Your answer should be a single number: the count of lines in the material below that hold "Өјрәнәни".

[BEGIN Material for this task]

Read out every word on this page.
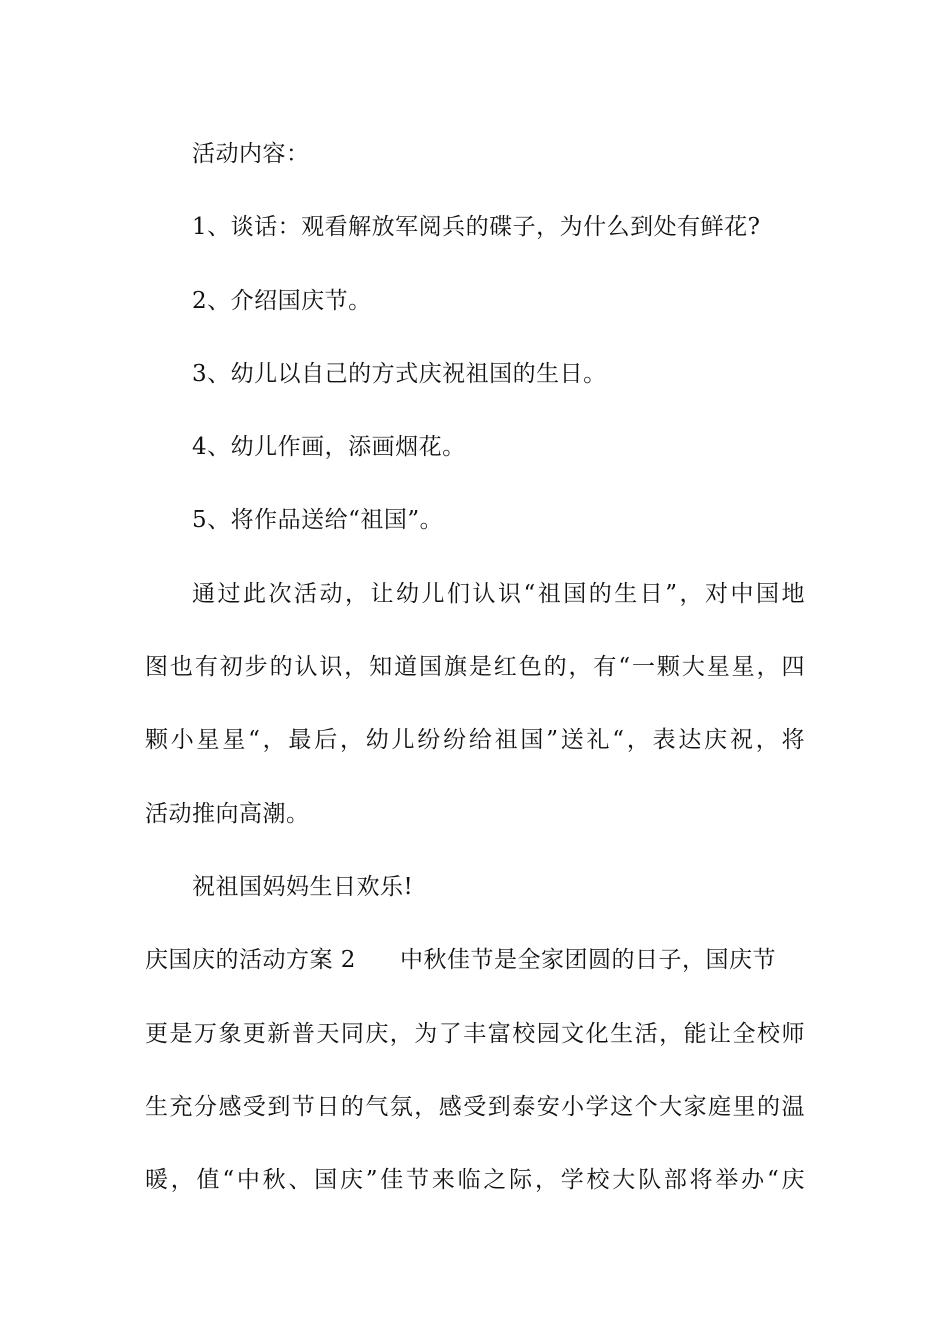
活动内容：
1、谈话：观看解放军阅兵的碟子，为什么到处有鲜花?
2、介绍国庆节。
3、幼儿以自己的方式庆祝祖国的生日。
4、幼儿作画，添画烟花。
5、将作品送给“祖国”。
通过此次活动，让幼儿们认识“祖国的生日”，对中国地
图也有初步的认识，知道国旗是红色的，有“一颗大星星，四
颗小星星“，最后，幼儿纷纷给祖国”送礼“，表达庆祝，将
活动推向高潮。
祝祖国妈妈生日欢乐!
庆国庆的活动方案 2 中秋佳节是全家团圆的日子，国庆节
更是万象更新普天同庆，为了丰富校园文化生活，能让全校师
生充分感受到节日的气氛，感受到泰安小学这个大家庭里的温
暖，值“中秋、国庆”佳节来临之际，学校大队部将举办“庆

[END Material for this task]
[BEGIN Material for this task]

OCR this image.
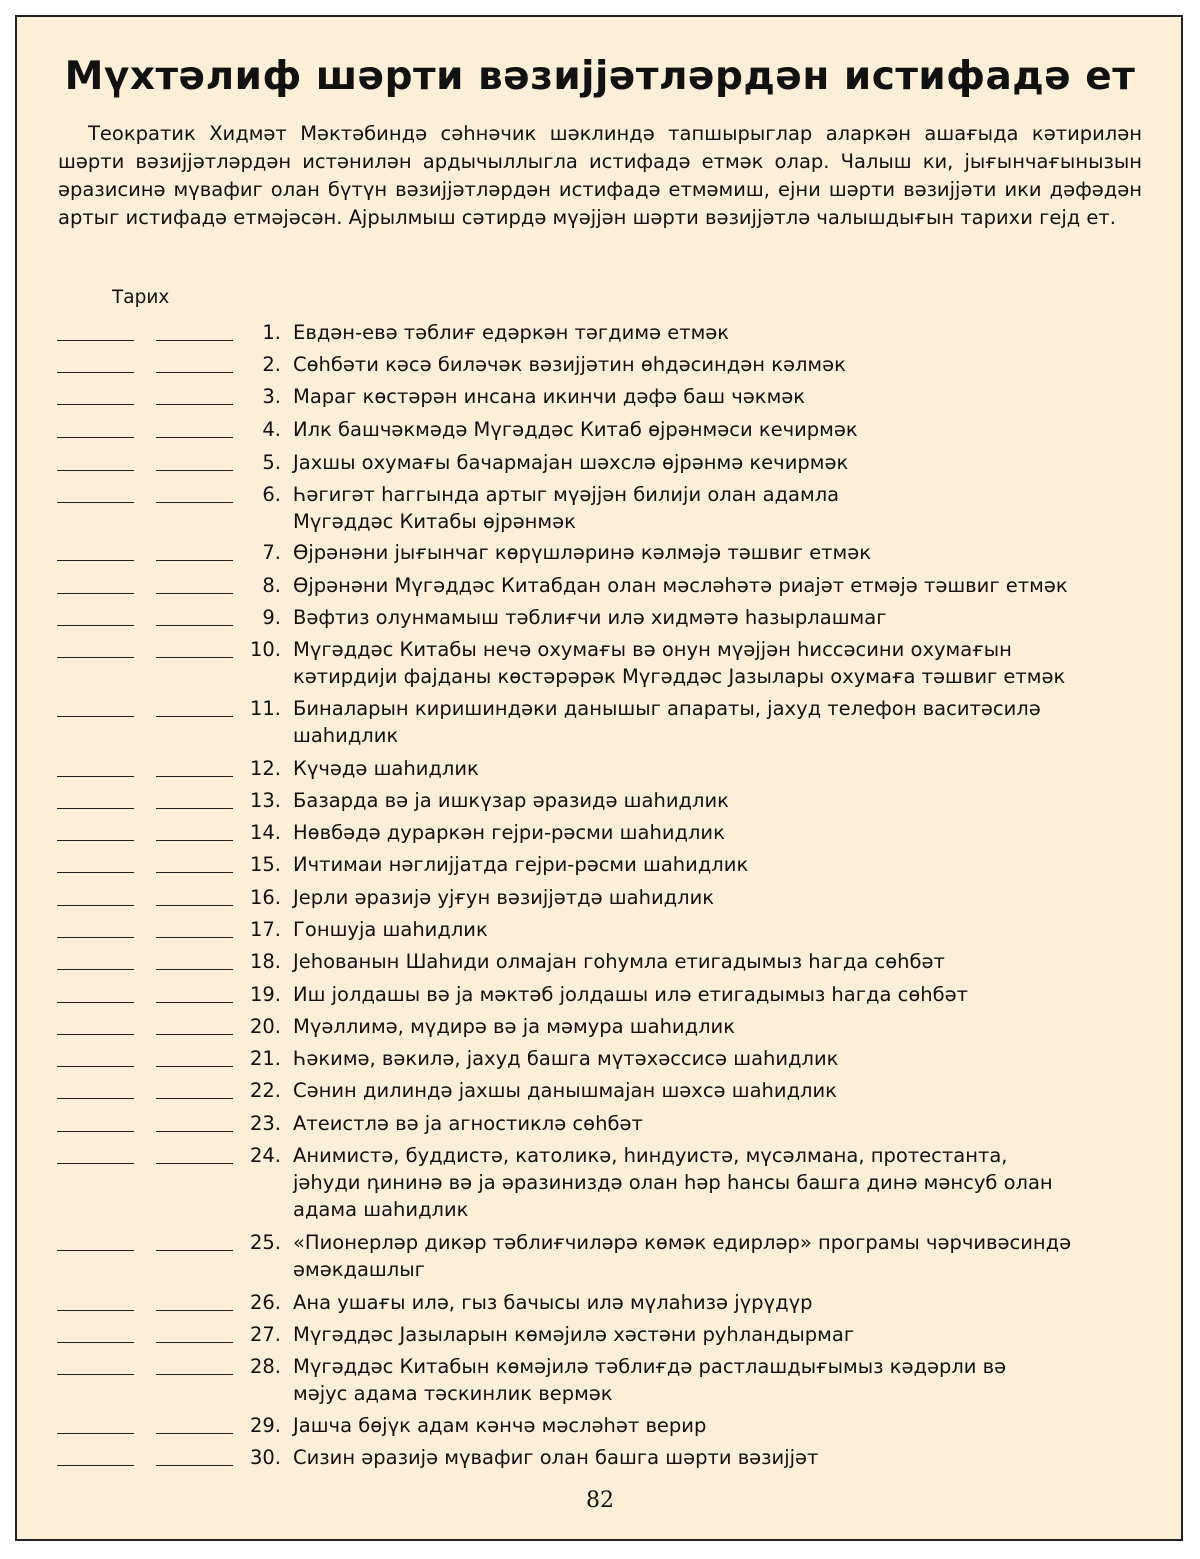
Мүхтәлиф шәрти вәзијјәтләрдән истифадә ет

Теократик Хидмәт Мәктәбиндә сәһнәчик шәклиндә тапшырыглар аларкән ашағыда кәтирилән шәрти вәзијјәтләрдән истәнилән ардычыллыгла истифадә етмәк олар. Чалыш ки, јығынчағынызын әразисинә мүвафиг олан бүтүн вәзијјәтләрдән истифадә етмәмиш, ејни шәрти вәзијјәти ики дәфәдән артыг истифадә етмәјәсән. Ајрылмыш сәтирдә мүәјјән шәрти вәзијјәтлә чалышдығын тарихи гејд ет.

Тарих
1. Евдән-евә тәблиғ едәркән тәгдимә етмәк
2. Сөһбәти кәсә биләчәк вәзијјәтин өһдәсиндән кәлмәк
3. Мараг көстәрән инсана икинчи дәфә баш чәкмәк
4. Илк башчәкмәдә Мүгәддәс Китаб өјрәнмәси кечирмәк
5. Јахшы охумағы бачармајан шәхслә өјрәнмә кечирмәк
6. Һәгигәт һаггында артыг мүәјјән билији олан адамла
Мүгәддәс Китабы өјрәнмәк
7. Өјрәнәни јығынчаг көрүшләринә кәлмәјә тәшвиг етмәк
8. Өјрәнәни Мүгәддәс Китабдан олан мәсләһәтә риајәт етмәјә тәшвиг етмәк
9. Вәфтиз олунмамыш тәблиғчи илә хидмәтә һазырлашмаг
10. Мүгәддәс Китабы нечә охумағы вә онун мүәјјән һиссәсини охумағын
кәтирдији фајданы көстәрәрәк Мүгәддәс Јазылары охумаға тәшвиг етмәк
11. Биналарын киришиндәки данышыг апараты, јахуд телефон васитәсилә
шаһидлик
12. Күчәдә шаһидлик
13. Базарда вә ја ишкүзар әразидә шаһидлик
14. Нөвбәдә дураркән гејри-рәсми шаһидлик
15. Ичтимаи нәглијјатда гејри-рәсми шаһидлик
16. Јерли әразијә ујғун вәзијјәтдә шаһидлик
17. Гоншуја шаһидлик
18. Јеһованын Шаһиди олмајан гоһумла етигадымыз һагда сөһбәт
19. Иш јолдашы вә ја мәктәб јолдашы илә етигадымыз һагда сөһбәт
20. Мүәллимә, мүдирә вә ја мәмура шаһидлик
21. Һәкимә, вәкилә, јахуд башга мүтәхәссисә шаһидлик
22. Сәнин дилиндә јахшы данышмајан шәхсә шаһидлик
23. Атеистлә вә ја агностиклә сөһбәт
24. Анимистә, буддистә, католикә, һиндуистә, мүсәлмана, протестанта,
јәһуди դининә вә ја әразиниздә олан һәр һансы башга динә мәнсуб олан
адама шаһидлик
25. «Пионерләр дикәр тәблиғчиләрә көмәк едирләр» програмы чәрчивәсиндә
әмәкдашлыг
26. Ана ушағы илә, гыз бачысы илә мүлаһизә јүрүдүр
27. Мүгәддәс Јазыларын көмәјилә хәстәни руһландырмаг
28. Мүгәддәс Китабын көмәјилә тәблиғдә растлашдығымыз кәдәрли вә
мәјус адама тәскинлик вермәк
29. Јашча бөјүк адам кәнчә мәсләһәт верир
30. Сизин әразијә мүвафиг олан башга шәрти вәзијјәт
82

[END Material for this task]

■ Result ■
2